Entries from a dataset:
==*==
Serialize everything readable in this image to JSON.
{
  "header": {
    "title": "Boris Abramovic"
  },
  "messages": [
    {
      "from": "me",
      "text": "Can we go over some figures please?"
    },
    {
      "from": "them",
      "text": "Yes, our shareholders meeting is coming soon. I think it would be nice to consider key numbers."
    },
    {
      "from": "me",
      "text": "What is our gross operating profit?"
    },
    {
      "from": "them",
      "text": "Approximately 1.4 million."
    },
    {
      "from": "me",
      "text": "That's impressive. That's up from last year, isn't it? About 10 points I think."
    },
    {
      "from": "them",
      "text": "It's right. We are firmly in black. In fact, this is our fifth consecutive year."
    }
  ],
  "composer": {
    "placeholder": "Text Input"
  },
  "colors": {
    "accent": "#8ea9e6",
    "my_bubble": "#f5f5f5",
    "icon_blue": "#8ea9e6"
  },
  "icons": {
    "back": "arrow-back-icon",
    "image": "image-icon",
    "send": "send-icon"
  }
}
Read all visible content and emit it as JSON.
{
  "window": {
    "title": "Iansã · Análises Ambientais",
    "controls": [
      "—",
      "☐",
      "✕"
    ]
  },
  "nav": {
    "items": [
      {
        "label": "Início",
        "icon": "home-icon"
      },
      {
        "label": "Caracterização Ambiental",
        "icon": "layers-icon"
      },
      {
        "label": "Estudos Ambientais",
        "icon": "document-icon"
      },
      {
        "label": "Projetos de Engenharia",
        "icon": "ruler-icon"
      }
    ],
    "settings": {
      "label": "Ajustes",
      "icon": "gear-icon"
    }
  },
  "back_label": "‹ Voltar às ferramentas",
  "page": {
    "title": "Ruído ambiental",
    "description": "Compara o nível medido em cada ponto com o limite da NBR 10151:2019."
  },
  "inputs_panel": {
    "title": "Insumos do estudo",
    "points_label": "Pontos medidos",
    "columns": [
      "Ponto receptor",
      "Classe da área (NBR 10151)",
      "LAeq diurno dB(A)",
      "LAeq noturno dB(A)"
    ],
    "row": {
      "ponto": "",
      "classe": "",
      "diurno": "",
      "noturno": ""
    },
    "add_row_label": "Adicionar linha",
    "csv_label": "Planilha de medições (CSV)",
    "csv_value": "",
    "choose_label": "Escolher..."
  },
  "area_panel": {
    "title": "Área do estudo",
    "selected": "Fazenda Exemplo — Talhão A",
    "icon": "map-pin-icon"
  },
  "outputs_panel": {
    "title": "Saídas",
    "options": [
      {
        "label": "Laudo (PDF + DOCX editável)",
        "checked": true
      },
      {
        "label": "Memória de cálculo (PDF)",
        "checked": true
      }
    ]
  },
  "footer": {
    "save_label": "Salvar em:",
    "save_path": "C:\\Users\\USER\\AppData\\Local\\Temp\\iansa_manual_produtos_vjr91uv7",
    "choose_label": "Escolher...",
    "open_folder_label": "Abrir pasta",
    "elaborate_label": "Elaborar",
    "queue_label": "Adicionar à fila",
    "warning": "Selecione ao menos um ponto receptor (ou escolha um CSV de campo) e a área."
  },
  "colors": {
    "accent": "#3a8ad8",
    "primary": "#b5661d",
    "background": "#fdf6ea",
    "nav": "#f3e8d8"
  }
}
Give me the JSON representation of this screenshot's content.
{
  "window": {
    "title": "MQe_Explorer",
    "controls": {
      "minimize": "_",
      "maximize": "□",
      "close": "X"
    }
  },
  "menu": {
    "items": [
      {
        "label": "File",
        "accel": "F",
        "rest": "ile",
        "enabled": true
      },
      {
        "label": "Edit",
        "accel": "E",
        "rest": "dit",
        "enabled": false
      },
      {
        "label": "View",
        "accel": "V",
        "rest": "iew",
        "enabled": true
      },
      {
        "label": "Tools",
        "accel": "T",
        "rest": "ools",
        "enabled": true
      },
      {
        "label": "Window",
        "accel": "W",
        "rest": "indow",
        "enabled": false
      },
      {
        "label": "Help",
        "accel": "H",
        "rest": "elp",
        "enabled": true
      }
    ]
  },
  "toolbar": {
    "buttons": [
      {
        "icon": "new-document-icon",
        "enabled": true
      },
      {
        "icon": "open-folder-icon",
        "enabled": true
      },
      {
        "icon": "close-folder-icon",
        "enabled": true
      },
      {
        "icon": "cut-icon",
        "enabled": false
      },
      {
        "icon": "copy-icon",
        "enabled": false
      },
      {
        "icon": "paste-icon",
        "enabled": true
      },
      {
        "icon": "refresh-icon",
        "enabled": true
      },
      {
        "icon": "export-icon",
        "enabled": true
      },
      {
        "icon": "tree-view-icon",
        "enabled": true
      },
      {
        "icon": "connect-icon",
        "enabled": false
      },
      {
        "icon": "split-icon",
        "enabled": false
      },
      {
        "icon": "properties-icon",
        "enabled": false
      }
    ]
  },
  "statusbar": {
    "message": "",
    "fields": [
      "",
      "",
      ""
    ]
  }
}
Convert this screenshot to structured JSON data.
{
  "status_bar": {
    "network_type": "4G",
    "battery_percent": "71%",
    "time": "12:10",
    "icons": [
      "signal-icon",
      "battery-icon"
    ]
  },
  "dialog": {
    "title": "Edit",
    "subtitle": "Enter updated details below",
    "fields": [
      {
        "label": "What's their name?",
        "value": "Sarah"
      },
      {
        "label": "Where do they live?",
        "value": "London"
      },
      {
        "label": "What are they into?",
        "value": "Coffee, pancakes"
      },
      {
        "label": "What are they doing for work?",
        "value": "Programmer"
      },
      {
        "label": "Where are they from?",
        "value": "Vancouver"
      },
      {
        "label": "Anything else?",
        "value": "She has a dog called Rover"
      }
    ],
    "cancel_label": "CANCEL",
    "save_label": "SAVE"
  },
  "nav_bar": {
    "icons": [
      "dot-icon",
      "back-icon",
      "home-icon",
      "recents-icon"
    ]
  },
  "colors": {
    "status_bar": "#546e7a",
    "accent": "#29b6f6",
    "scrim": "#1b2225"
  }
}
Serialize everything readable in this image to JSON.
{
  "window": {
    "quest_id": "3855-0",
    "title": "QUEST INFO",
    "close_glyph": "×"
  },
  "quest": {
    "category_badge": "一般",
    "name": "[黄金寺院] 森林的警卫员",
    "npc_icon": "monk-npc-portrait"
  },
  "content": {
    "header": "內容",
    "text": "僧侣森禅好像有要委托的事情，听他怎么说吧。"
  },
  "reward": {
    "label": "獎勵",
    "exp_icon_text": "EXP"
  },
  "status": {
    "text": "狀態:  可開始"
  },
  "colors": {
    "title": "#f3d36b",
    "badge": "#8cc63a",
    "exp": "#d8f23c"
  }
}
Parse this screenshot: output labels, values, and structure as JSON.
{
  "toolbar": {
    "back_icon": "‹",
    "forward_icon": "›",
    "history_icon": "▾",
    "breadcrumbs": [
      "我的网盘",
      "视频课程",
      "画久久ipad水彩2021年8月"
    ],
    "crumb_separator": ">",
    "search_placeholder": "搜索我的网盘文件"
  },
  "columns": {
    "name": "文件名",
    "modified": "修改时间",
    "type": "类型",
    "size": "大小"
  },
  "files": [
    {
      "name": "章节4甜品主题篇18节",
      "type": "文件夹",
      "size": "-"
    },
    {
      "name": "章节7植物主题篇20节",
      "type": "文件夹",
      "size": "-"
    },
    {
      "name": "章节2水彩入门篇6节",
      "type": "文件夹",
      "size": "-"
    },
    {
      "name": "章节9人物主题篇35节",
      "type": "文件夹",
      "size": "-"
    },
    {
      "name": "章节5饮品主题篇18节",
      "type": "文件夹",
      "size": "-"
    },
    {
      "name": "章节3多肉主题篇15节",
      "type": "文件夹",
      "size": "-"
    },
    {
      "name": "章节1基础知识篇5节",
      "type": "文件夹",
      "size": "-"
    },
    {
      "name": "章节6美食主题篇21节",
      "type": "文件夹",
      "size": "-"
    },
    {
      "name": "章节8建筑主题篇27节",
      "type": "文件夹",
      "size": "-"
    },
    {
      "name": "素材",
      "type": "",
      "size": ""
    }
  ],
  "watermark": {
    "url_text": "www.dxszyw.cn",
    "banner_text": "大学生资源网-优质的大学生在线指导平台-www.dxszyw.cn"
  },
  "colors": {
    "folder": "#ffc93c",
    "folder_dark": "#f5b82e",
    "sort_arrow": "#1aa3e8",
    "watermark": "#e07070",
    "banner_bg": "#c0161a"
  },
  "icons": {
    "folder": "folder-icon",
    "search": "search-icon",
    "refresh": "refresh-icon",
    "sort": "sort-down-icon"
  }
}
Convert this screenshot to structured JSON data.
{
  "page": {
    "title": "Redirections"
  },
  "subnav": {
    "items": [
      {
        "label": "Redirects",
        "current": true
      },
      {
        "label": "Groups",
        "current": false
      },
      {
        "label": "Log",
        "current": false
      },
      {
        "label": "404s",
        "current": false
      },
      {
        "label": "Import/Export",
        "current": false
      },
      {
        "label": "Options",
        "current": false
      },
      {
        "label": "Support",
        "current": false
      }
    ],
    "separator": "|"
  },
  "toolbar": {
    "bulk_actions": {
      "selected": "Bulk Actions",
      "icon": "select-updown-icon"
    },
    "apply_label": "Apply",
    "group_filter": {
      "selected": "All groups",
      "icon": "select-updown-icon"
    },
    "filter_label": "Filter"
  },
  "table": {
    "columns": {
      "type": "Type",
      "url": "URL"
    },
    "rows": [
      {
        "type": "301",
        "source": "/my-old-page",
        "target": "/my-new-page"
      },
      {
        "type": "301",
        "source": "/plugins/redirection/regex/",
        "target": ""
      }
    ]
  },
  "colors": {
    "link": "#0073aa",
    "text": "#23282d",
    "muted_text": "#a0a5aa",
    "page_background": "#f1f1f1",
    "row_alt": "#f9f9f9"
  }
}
==*==
§ **WHAT IS EXPECTED**:
Copy out each line of the entries that holds "screenshot".

§ **TASK OUTPUT**:
Give me the JSON representation of this screenshot's content.
Convert this screenshot to structured JSON data.
Parse this screenshot: output labels, values, and structure as JSON.
Convert this screenshot to structured JSON data.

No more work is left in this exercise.